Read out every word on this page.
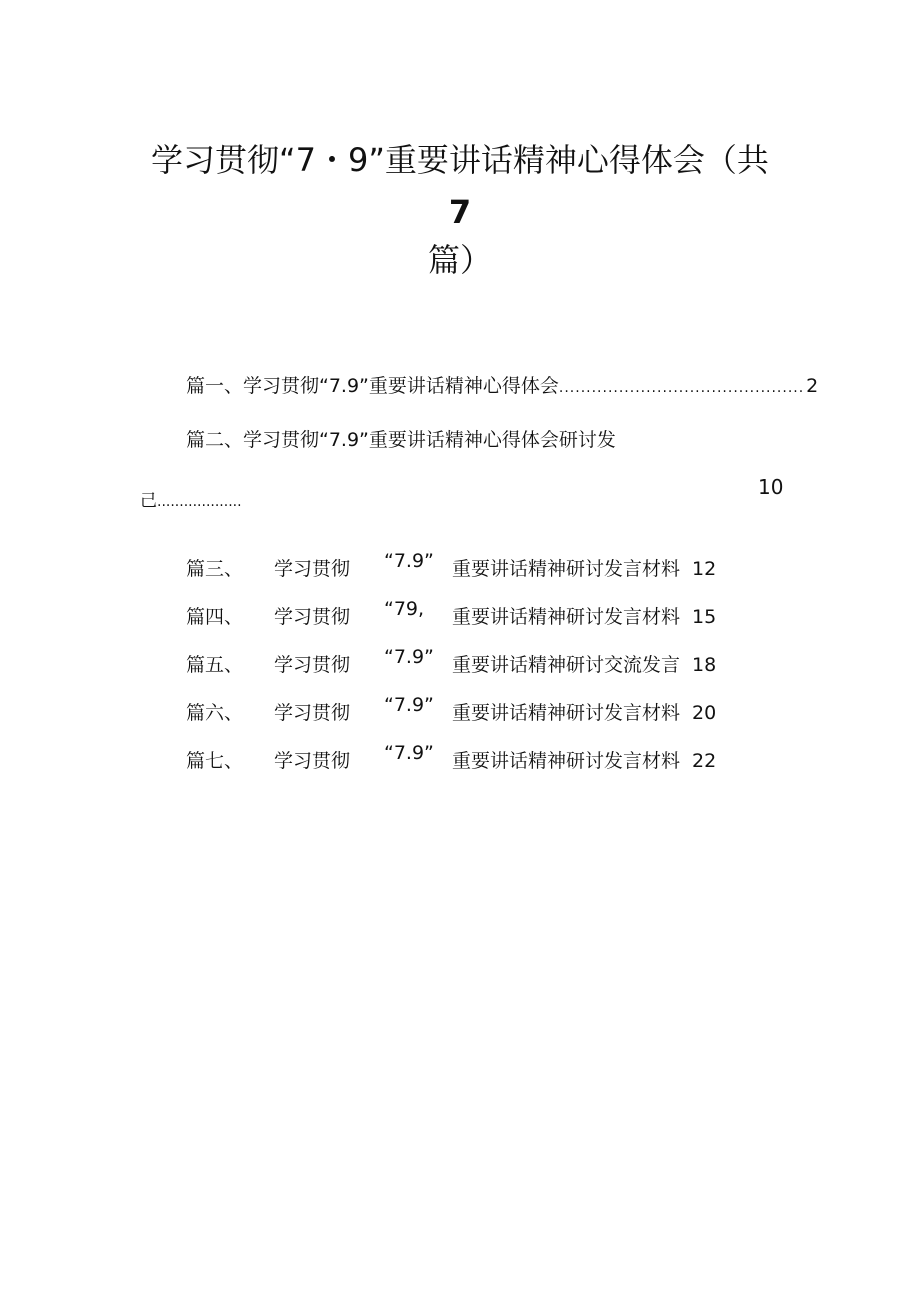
学习贯彻“7・9”重要讲话精神心得体会（共
7
篇）
篇一、学习贯彻“7.9”重要讲话精神心得体会 ............................................. 2
篇二、学习贯彻“7.9”重要讲话精神心得体会研讨发
己...................
10
篇三、 学习贯彻 “7.9” 重要讲话精神研讨发言材料 12
篇四、 学习贯彻 “79, 重要讲话精神研讨发言材料 15
篇五、 学习贯彻 “7.9” 重要讲话精神研讨交流发言 18
篇六、 学习贯彻 “7.9” 重要讲话精神研讨发言材料 20
篇七、 学习贯彻 “7.9” 重要讲话精神研讨发言材料 22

BRIEF: Copy the entries exactly. Leave out the images.

OUTPUT BELOW:
Read out every word on this page.
学习贯彻“7・9”重要讲话精神心得体会（共
7
篇）
篇一、学习贯彻“7.9”重要讲话精神心得体会 ............................................. 2
篇二、学习贯彻“7.9”重要讲话精神心得体会研讨发
己...................
10
篇三、 学习贯彻 “7.9” 重要讲话精神研讨发言材料 12
篇四、 学习贯彻 “79, 重要讲话精神研讨发言材料 15
篇五、 学习贯彻 “7.9” 重要讲话精神研讨交流发言 18
篇六、 学习贯彻 “7.9” 重要讲话精神研讨发言材料 20
篇七、 学习贯彻 “7.9” 重要讲话精神研讨发言材料 22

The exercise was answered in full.